#### YOUR GOAL:
Identify and pull out each line of the entries in which "Bürger" occurs.

#### RECORDS FOR THE TASK:
=== Begin Enclosure ===
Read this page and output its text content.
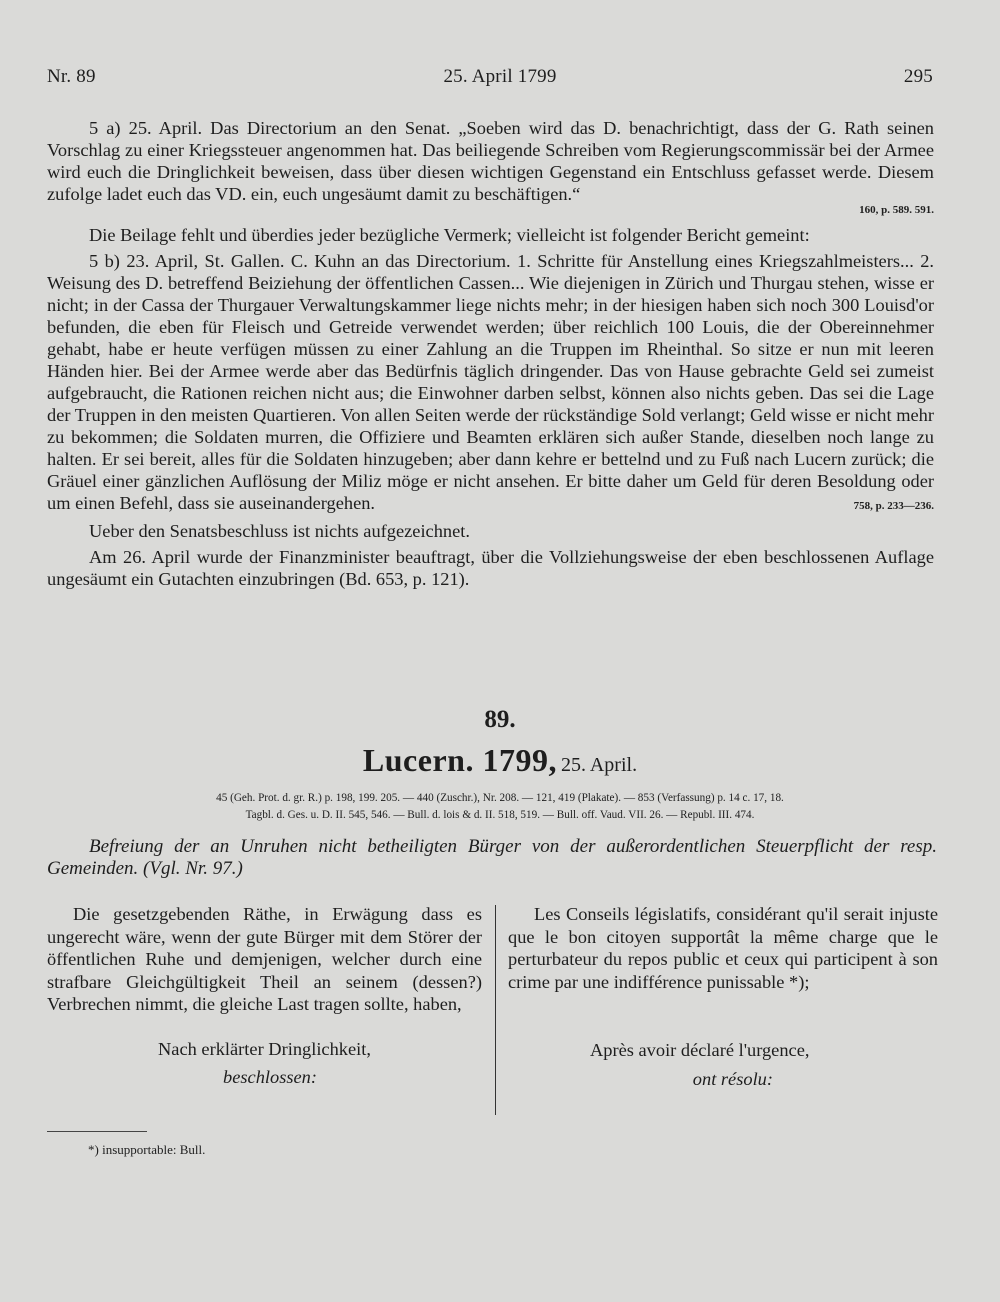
Nr. 89	25. April 1799	295

5 a) 25. April. Das Directorium an den Senat. „Soeben wird das D. benachrichtigt, dass der G. Rath seinen Vorschlag zu einer Kriegssteuer angenommen hat. Das beiliegende Schreiben vom Regierungscommissär bei der Armee wird euch die Dringlichkeit beweisen, dass über diesen wichtigen Gegenstand ein Entschluss gefasset werde. Diesem zufolge ladet euch das VD. ein, euch ungesäumt damit zu beschäftigen.“

160, p. 589. 591.

Die Beilage fehlt und überdies jeder bezügliche Vermerk; vielleicht ist folgender Bericht gemeint:

5 b) 23. April, St. Gallen. C. Kuhn an das Directorium. 1. Schritte für Anstellung eines Kriegszahlmeisters... 2. Weisung des D. betreffend Beiziehung der öffentlichen Cassen... Wie diejenigen in Zürich und Thurgau stehen, wisse er nicht; in der Cassa der Thurgauer Verwaltungskammer liege nichts mehr; in der hiesigen haben sich noch 300 Louisd'or befunden, die eben für Fleisch und Getreide verwendet werden; über reichlich 100 Louis, die der Obereinnehmer gehabt, habe er heute verfügen müssen zu einer Zahlung an die Truppen im Rheinthal. So sitze er nun mit leeren Händen hier. Bei der Armee werde aber das Bedürfnis täglich dringender. Das von Hause gebrachte Geld sei zumeist aufgebraucht, die Rationen reichen nicht aus; die Einwohner darben selbst, können also nichts geben. Das sei die Lage der Truppen in den meisten Quartieren. Von allen Seiten werde der rückständige Sold verlangt; Geld wisse er nicht mehr zu bekommen; die Soldaten murren, die Offiziere und Beamten erklären sich außer Stande, dieselben noch lange zu halten. Er sei bereit, alles für die Soldaten hinzugeben; aber dann kehre er bettelnd und zu Fuß nach Lucern zurück; die Gräuel einer gänzlichen Auflösung der Miliz möge er nicht ansehen. Er bitte daher um Geld für deren Besoldung oder um einen Befehl, dass sie auseinandergehen.	758, p. 233—236.

Ueber den Senatsbeschluss ist nichts aufgezeichnet.

Am 26. April wurde der Finanzminister beauftragt, über die Vollziehungsweise der eben beschlossenen Auflage ungesäumt ein Gutachten einzubringen (Bd. 653, p. 121).

89.
Lucern. 1799, 25. April.
45 (Geh. Prot. d. gr. R.) p. 198, 199. 205. — 440 (Zuschr.), Nr. 208. — 121, 419 (Plakate). — 853 (Verfassung) p. 14 c. 17, 18.
Tagbl. d. Ges. u. D. II. 545, 546. — Bull. d. lois & d. II. 518, 519. — Bull. off. Vaud. VII. 26. — Republ. III. 474.
Befreiung der an Unruhen nicht betheiligten Bürger von der außerordentlichen Steuerpflicht der resp. Gemeinden. (Vgl. Nr. 97.)

Die gesetzgebenden Räthe, in Erwägung dass es ungerecht wäre, wenn der gute Bürger mit dem Störer der öffentlichen Ruhe und demjenigen, welcher durch eine strafbare Gleichgültigkeit Theil an seinem (dessen?) Verbrechen nimmt, die gleiche Last tragen sollte, haben,

Nach erklärter Dringlichkeit,

beschlossen:

Les Conseils législatifs, considérant qu'il serait injuste que le bon citoyen supportât la même charge que le perturbateur du repos public et ceux qui participent à son crime par une indifférence punissable *);

Après avoir déclaré l'urgence,

ont résolu:

*) insupportable: Bull.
=== End Enclosure ===
#### SOLUTION:
Befreiung der an Unruhen nicht betheiligten Bürger von der außerordentlichen Steuerpflicht der resp. Gemeinden. (Vgl. Nr. 97.)
Die gesetzgebenden Räthe, in Erwägung dass es ungerecht wäre, wenn der gute Bürger mit dem Störer der öffentlichen Ruhe und demjenigen, welcher durch eine strafbare Gleichgültigkeit Theil an seinem (dessen?) Verbrechen nimmt, die gleiche Last tragen sollte, haben,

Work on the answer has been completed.